— Start of INPUT ROWS —

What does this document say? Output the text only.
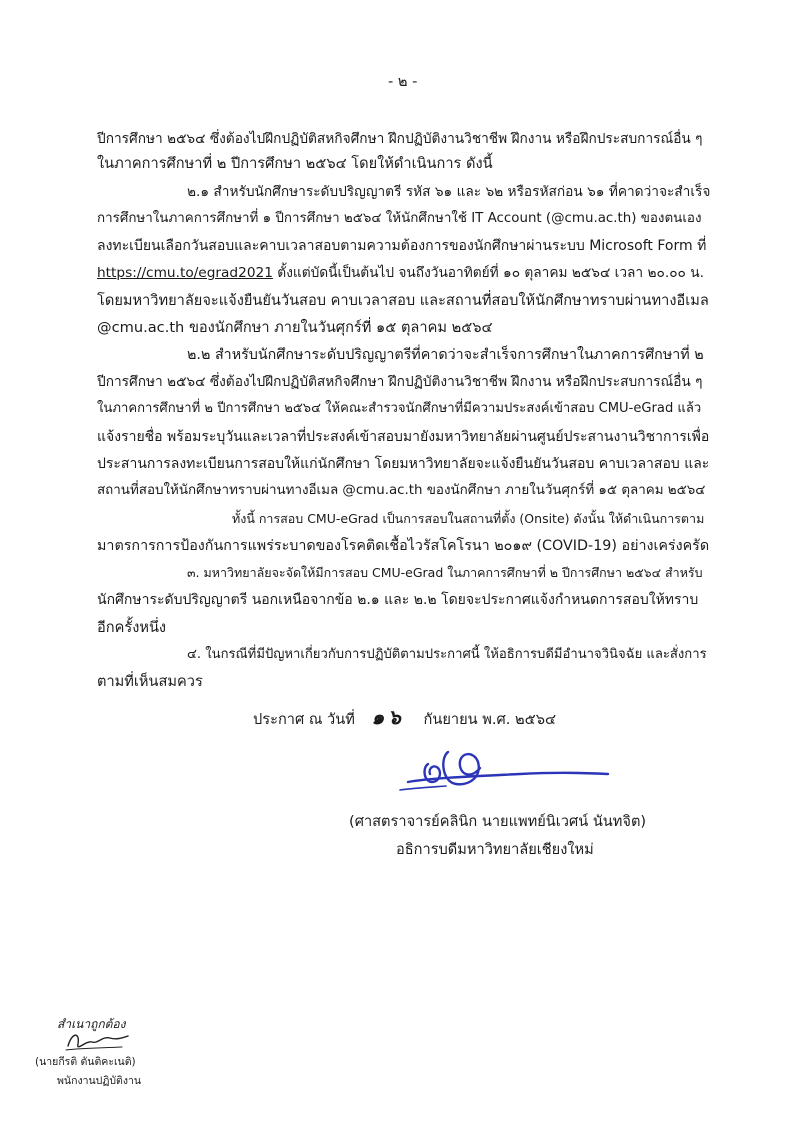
- ๒ -
ปีการศึกษา ๒๕๖๔ ซึ่งต้องไปฝึกปฏิบัติสหกิจศึกษา ฝึกปฏิบัติงานวิชาชีพ ฝึกงาน หรือฝึกประสบการณ์อื่น ๆ
ในภาคการศึกษาที่ ๒ ปีการศึกษา ๒๕๖๔ โดยให้ดำเนินการ ดังนี้
๒.๑ สำหรับนักศึกษาระดับปริญญาตรี รหัส ๖๑ และ ๖๒ หรือรหัสก่อน ๖๑ ที่คาดว่าจะสำเร็จ
การศึกษาในภาคการศึกษาที่ ๑ ปีการศึกษา ๒๕๖๔ ให้นักศึกษาใช้ IT Account (@cmu.ac.th) ของตนเอง
ลงทะเบียนเลือกวันสอบและคาบเวลาสอบตามความต้องการของนักศึกษาผ่านระบบ Microsoft Form ที่
https://cmu.to/egrad2021 ตั้งแต่บัดนี้เป็นต้นไป จนถึงวันอาทิตย์ที่ ๑๐ ตุลาคม ๒๕๖๔ เวลา ๒๐.๐๐ น.
โดยมหาวิทยาลัยจะแจ้งยืนยันวันสอบ คาบเวลาสอบ และสถานที่สอบให้นักศึกษาทราบผ่านทางอีเมล
@cmu.ac.th ของนักศึกษา ภายในวันศุกร์ที่ ๑๕ ตุลาคม ๒๕๖๔
๒.๒ สำหรับนักศึกษาระดับปริญญาตรีที่คาดว่าจะสำเร็จการศึกษาในภาคการศึกษาที่ ๒
ปีการศึกษา ๒๕๖๔ ซึ่งต้องไปฝึกปฏิบัติสหกิจศึกษา ฝึกปฏิบัติงานวิชาชีพ ฝึกงาน หรือฝึกประสบการณ์อื่น ๆ
ในภาคการศึกษาที่ ๒ ปีการศึกษา ๒๕๖๔ ให้คณะสำรวจนักศึกษาที่มีความประสงค์เข้าสอบ CMU-eGrad แล้ว
แจ้งรายชื่อ พร้อมระบุวันและเวลาที่ประสงค์เข้าสอบมายังมหาวิทยาลัยผ่านศูนย์ประสานงานวิชาการเพื่อ
ประสานการลงทะเบียนการสอบให้แก่นักศึกษา โดยมหาวิทยาลัยจะแจ้งยืนยันวันสอบ คาบเวลาสอบ และ
สถานที่สอบให้นักศึกษาทราบผ่านทางอีเมล @cmu.ac.th ของนักศึกษา ภายในวันศุกร์ที่ ๑๕ ตุลาคม ๒๕๖๔
ทั้งนี้ การสอบ CMU-eGrad เป็นการสอบในสถานที่ตั้ง (Onsite) ดังนั้น ให้ดำเนินการตาม
มาตรการการป้องกันการแพร่ระบาดของโรคติดเชื้อไวรัสโคโรนา ๒๐๑๙ (COVID-19) อย่างเคร่งครัด
๓. มหาวิทยาลัยจะจัดให้มีการสอบ CMU-eGrad ในภาคการศึกษาที่ ๒ ปีการศึกษา ๒๕๖๔ สำหรับ
นักศึกษาระดับปริญญาตรี นอกเหนือจากข้อ ๒.๑ และ ๒.๒ โดยจะประกาศแจ้งกำหนดการสอบให้ทราบ
อีกครั้งหนึ่ง
๔. ในกรณีที่มีปัญหาเกี่ยวกับการปฏิบัติตามประกาศนี้ ให้อธิการบดีมีอำนาจวินิจฉัย และสั่งการ
ตามที่เห็นสมควร
ประกาศ ณ วันที่ ๑๖ กันยายน พ.ศ. ๒๕๖๔
(ศาสตราจารย์คลินิก นายแพทย์นิเวศน์ นันทจิต)
อธิการบดีมหาวิทยาลัยเชียงใหม่
สำเนาถูกต้อง
(นายกีรติ ตันติคะเนติ)
พนักงานปฏิบัติงาน
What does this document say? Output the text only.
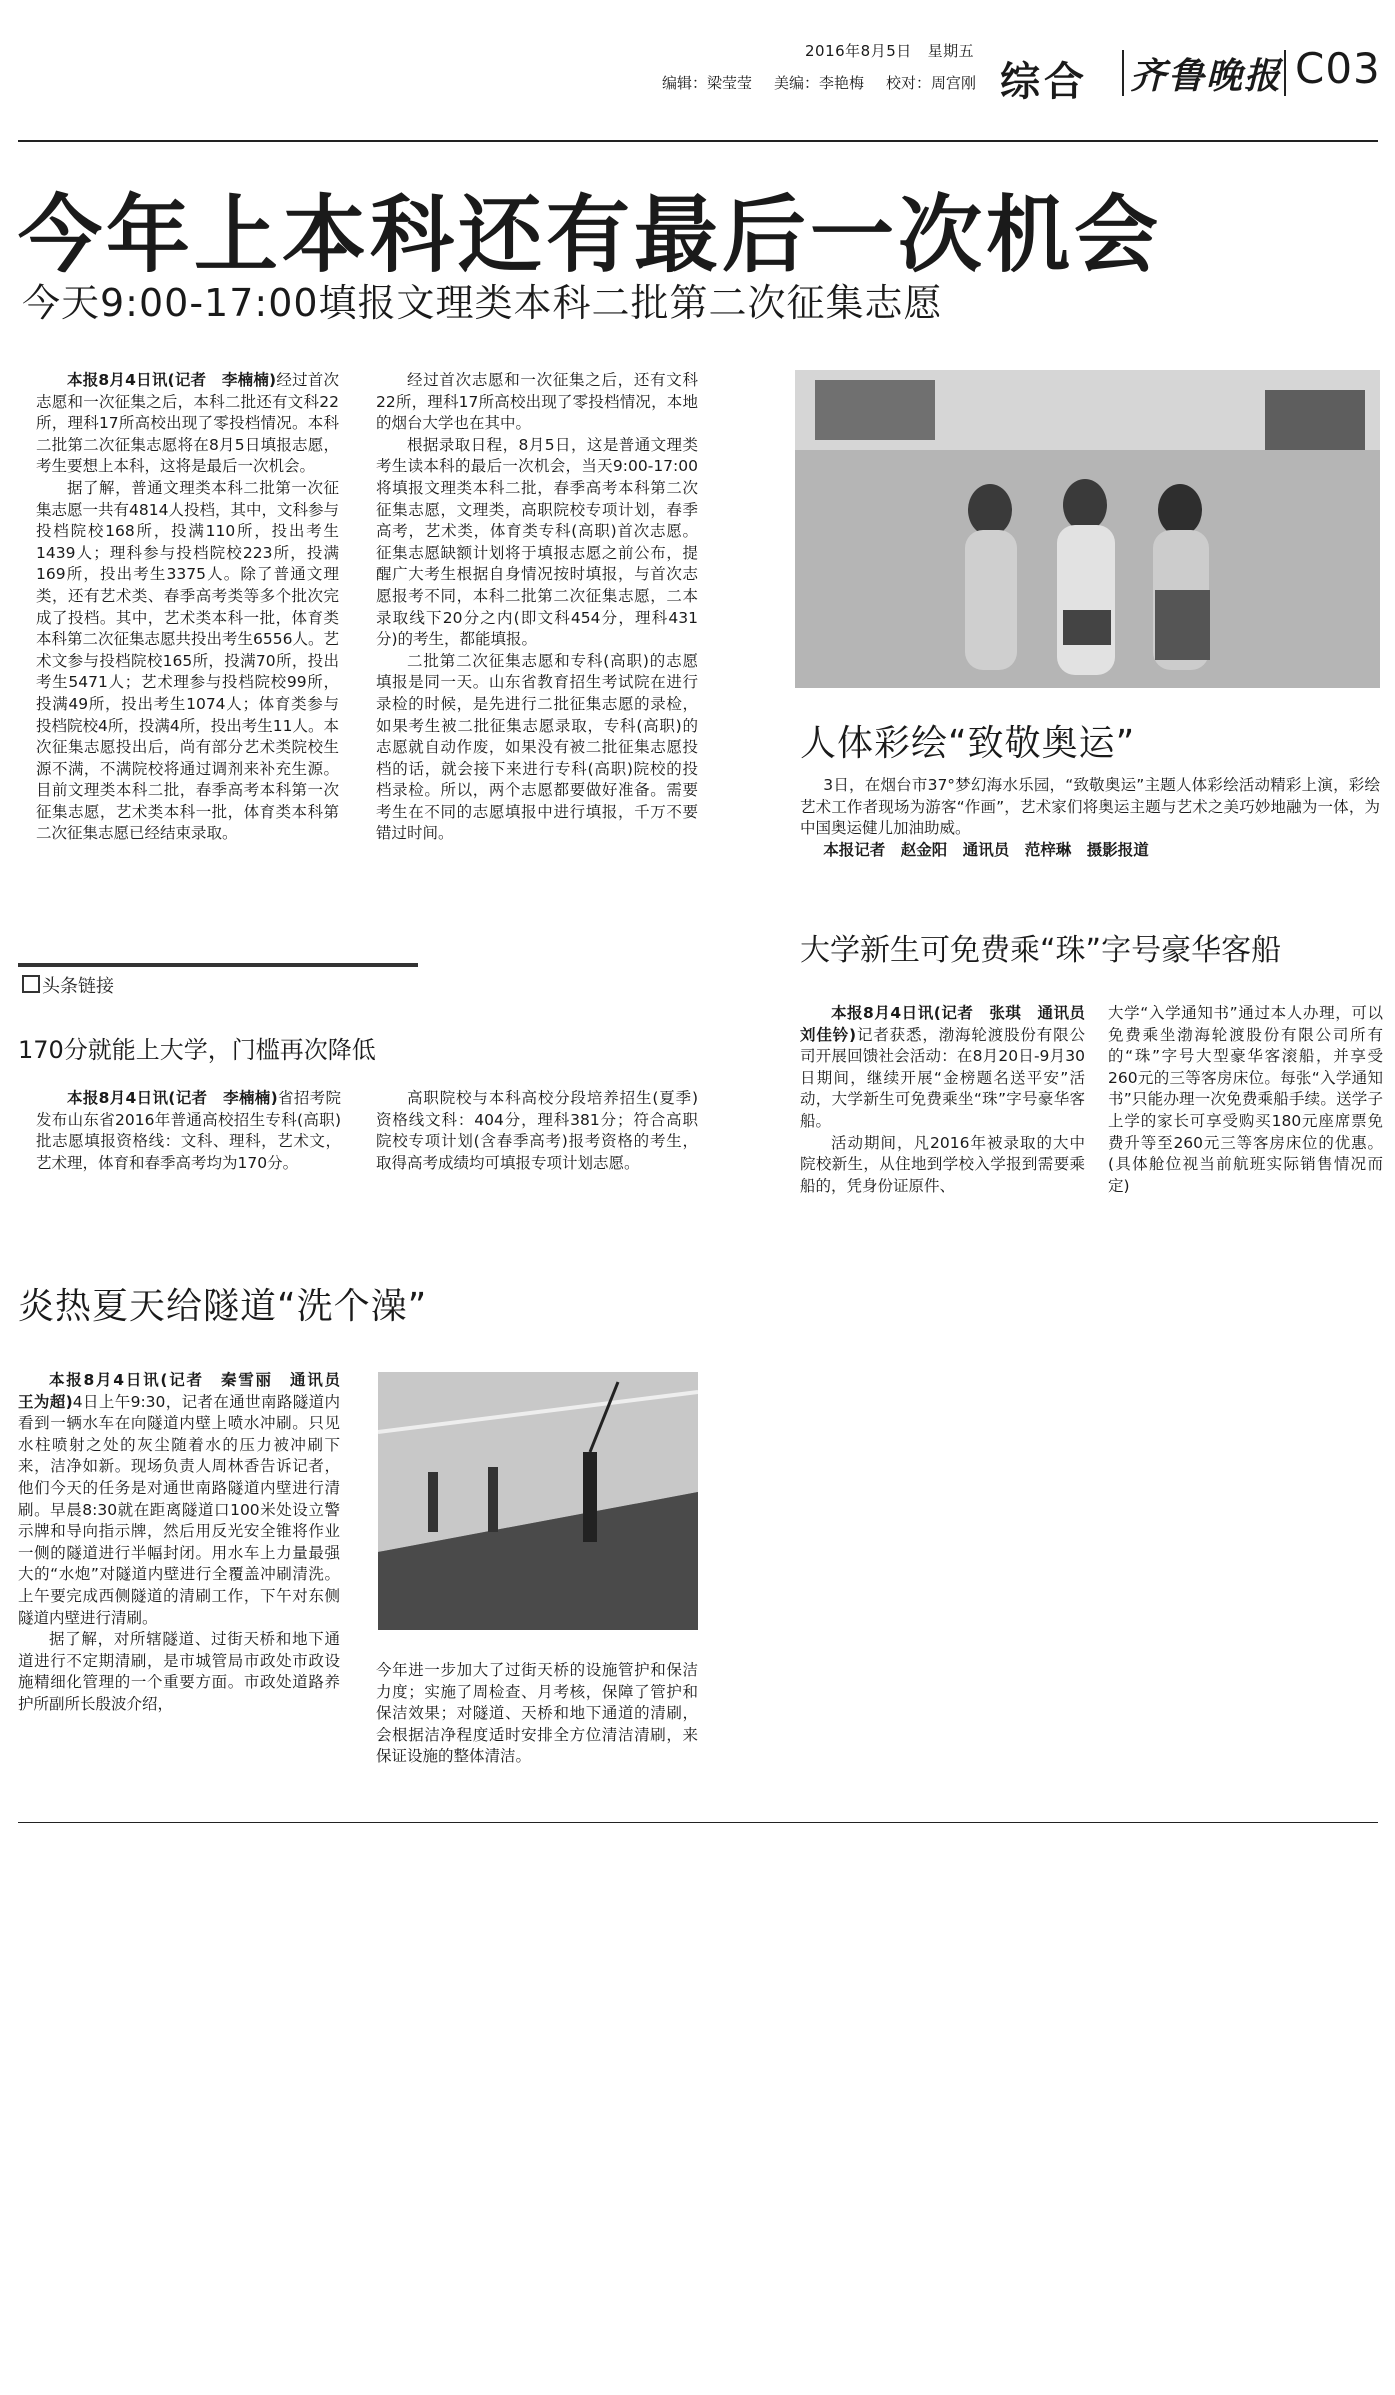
2016年8月5日 星期五
编辑：梁莹莹 美编：李艳梅 校对：周宫刚 综合 齐鲁晚报 C03
今年上本科还有最后一次机会
今天9:00-17:00填报文理类本科二批第二次征集志愿

本报8月4日讯(记者　李楠楠)经过首次志愿和一次征集之后，本科二批还有文科22所，理科17所高校出现了零投档情况。本科二批第二次征集志愿将在8月5日填报志愿，考生要想上本科，这将是最后一次机会。

据了解，普通文理类本科二批第一次征集志愿一共有4814人投档，其中，文科参与投档院校168所，投满110所，投出考生1439人；理科参与投档院校223所，投满169所，投出考生3375人。除了普通文理类，还有艺术类、春季高考类等多个批次完成了投档。其中，艺术类本科一批，体育类本科第二次征集志愿共投出考生6556人。艺术文参与投档院校165所，投满70所，投出考生5471人；艺术理参与投档院校99所，投满49所，投出考生1074人；体育类参与投档院校4所，投满4所，投出考生11人。本次征集志愿投出后，尚有部分艺术类院校生源不满，不满院校将通过调剂来补充生源。目前文理类本科二批，春季高考本科第一次征集志愿，艺术类本科一批，体育类本科第二次征集志愿已经结束录取。

经过首次志愿和一次征集之后，还有文科22所，理科17所高校出现了零投档情况，本地的烟台大学也在其中。

根据录取日程，8月5日，这是普通文理类考生读本科的最后一次机会，当天9:00-17:00将填报文理类本科二批，春季高考本科第二次征集志愿，文理类，高职院校专项计划，春季高考，艺术类，体育类专科(高职)首次志愿。征集志愿缺额计划将于填报志愿之前公布，提醒广大考生根据自身情况按时填报，与首次志愿报考不同，本科二批第二次征集志愿，二本录取线下20分之内(即文科454分，理科431分)的考生，都能填报。

二批第二次征集志愿和专科(高职)的志愿填报是同一天。山东省教育招生考试院在进行录检的时候，是先进行二批征集志愿的录检，如果考生被二批征集志愿录取，专科(高职)的志愿就自动作废，如果没有被二批征集志愿投档的话，就会接下来进行专科(高职)院校的投档录检。所以，两个志愿都要做好准备。需要考生在不同的志愿填报中进行填报，千万不要错过时间。

人体彩绘“致敬奥运”

3日，在烟台市37°梦幻海水乐园，“致敬奥运”主题人体彩绘活动精彩上演，彩绘艺术工作者现场为游客“作画”，艺术家们将奥运主题与艺术之美巧妙地融为一体，为中国奥运健儿加油助威。

本报记者　赵金阳　通讯员　范梓琳　摄影报道

大学新生可免费乘“珠”字号豪华客船

本报8月4日讯(记者　张琪　通讯员　刘佳钤)记者获悉，渤海轮渡股份有限公司开展回馈社会活动：在8月20日-9月30日期间，继续开展“金榜题名送平安”活动，大学新生可免费乘坐“珠”字号豪华客船。

活动期间，凡2016年被录取的大中院校新生，从住地到学校入学报到需要乘船的，凭身份证原件、

大学“入学通知书”通过本人办理，可以免费乘坐渤海轮渡股份有限公司所有的“珠”字号大型豪华客滚船，并享受260元的三等客房床位。每张“入学通知书”只能办理一次免费乘船手续。送学子上学的家长可享受购买180元座席票免费升等至260元三等客房床位的优惠。(具体舱位视当前航班实际销售情况而定)

头条链接
170分就能上大学，门槛再次降低

本报8月4日讯(记者　李楠楠)省招考院发布山东省2016年普通高校招生专科(高职)批志愿填报资格线：文科、理科，艺术文，艺术理，体育和春季高考均为170分。

高职院校与本科高校分段培养招生(夏季)资格线文科：404分，理科381分；符合高职院校专项计划(含春季高考)报考资格的考生，取得高考成绩均可填报专项计划志愿。

炎热夏天给隧道“洗个澡”

本报8月4日讯(记者　秦雪丽　通讯员　王为超)4日上午9:30，记者在通世南路隧道内看到一辆水车在向隧道内壁上喷水冲刷。只见水柱喷射之处的灰尘随着水的压力被冲刷下来，洁净如新。现场负责人周林香告诉记者，他们今天的任务是对通世南路隧道内壁进行清刷。早晨8:30就在距离隧道口100米处设立警示牌和导向指示牌，然后用反光安全锥将作业一侧的隧道进行半幅封闭。用水车上力量最强大的“水炮”对隧道内壁进行全覆盖冲刷清洗。上午要完成西侧隧道的清刷工作，下午对东侧隧道内壁进行清刷。

据了解，对所辖隧道、过街天桥和地下通道进行不定期清刷，是市城管局市政处市政设施精细化管理的一个重要方面。市政处道路养护所副所长殷波介绍，

今年进一步加大了过街天桥的设施管护和保洁力度；实施了周检查、月考核，保障了管护和保洁效果；对隧道、天桥和地下通道的清刷，会根据洁净程度适时安排全方位清洁清刷，来保证设施的整体清洁。
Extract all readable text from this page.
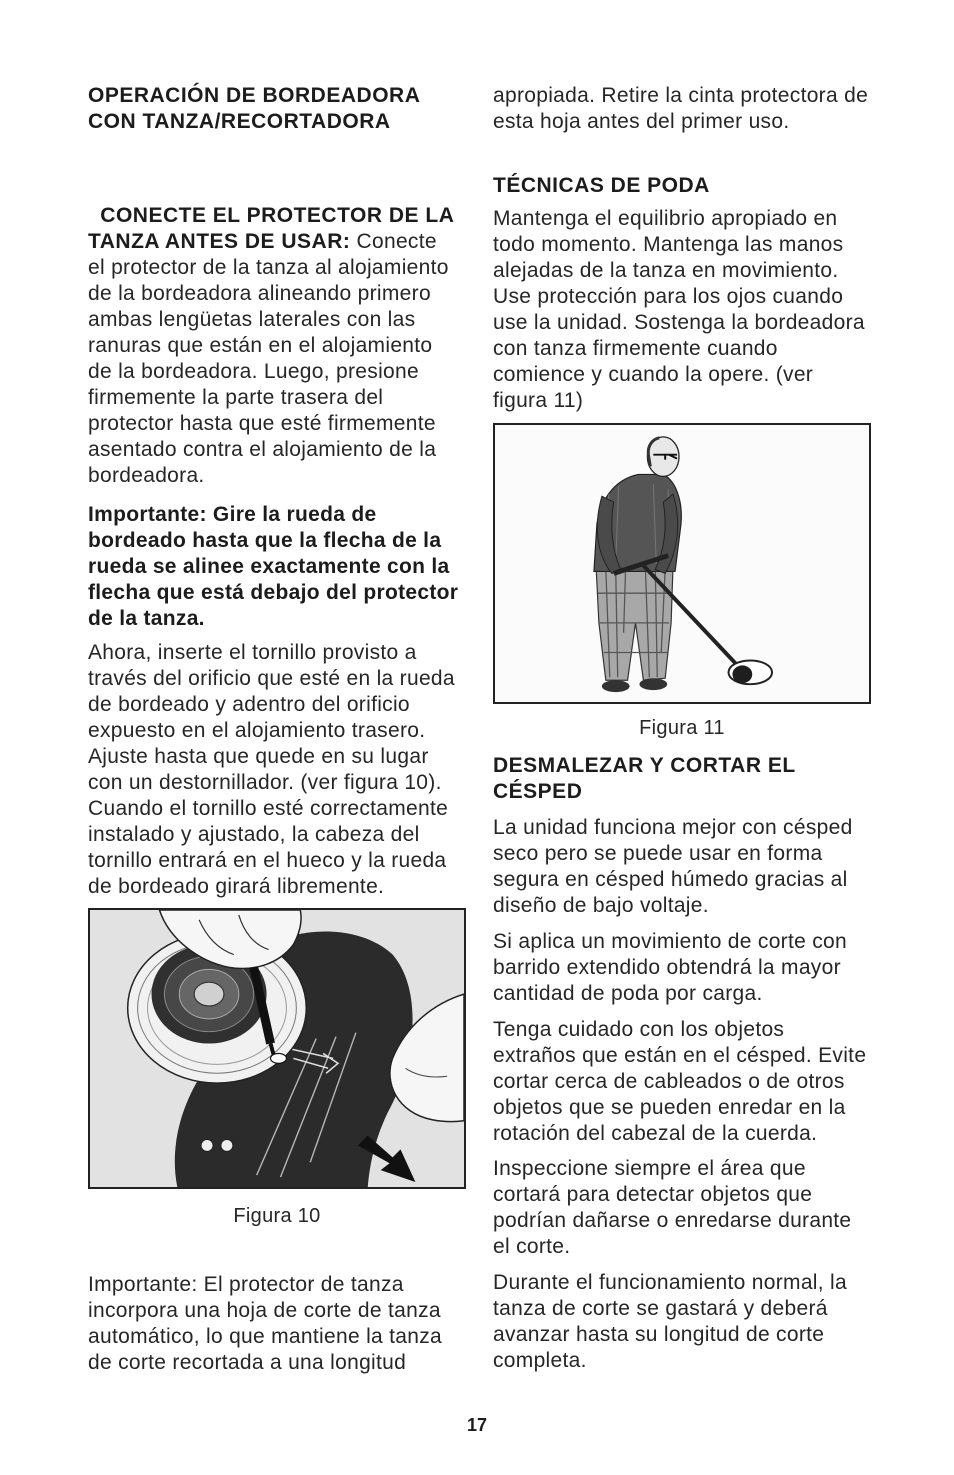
OPERACIÓN DE BORDEADORA
CON TANZA/RECORTADORA

CONECTE EL PROTECTOR DE LA
TANZA ANTES DE USAR: Conecte
el protector de la tanza al alojamiento
de la bordeadora alineando primero
ambas lengüetas laterales con las
ranuras que están en el alojamiento
de la bordeadora. Luego, presione
firmemente la parte trasera del
protector hasta que esté firmemente
asentado contra el alojamiento de la
bordeadora.

Importante: Gire la rueda de
bordeado hasta que la flecha de la
rueda se alinee exactamente con la
flecha que está debajo del protector
de la tanza.
Ahora, inserte el tornillo provisto a
través del orificio que esté en la rueda
de bordeado y adentro del orificio
expuesto en el alojamiento trasero.
Ajuste hasta que quede en su lugar
con un destornillador. (ver figura 10).
Cuando el tornillo esté correctamente
instalado y ajustado, la cabeza del
tornillo entrará en el hueco y la rueda
de bordeado girará libremente.
Figura 10
Importante: El protector de tanza
incorpora una hoja de corte de tanza
automático, lo que mantiene la tanza
de corte recortada a una longitud
apropiada. Retire la cinta protectora de
esta hoja antes del primer uso.
TÉCNICAS DE PODA
Mantenga el equilibrio apropiado en
todo momento. Mantenga las manos
alejadas de la tanza en movimiento.
Use protección para los ojos cuando
use la unidad. Sostenga la bordeadora
con tanza firmemente cuando
comience y cuando la opere. (ver
figura 11)
Figura 11
DESMALEZAR Y CORTAR EL
CÉSPED
La unidad funciona mejor con césped
seco pero se puede usar en forma
segura en césped húmedo gracias al
diseño de bajo voltaje.
Si aplica un movimiento de corte con
barrido extendido obtendrá la mayor
cantidad de poda por carga.
Tenga cuidado con los objetos
extraños que están en el césped. Evite
cortar cerca de cableados o de otros
objetos que se pueden enredar en la
rotación del cabezal de la cuerda.
Inspeccione siempre el área que
cortará para detectar objetos que
podrían dañarse o enredarse durante
el corte.
Durante el funcionamiento normal, la
tanza de corte se gastará y deberá
avanzar hasta su longitud de corte
completa.
17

— End of INPUT ROWS —

Go through the material and select each line with the string "โดยมหาว" in it.

▸ **WRITTEN REPLY**
โดยมหาวิทยาลัยจะแจ้งยืนยันวันสอบ คาบเวลาสอบ และสถานที่สอบให้นักศึกษาทราบผ่านทางอีเมล
ประสานการลงทะเบียนการสอบให้แก่นักศึกษา โดยมหาวิทยาลัยจะแจ้งยืนยันวันสอบ คาบเวลาสอบ และ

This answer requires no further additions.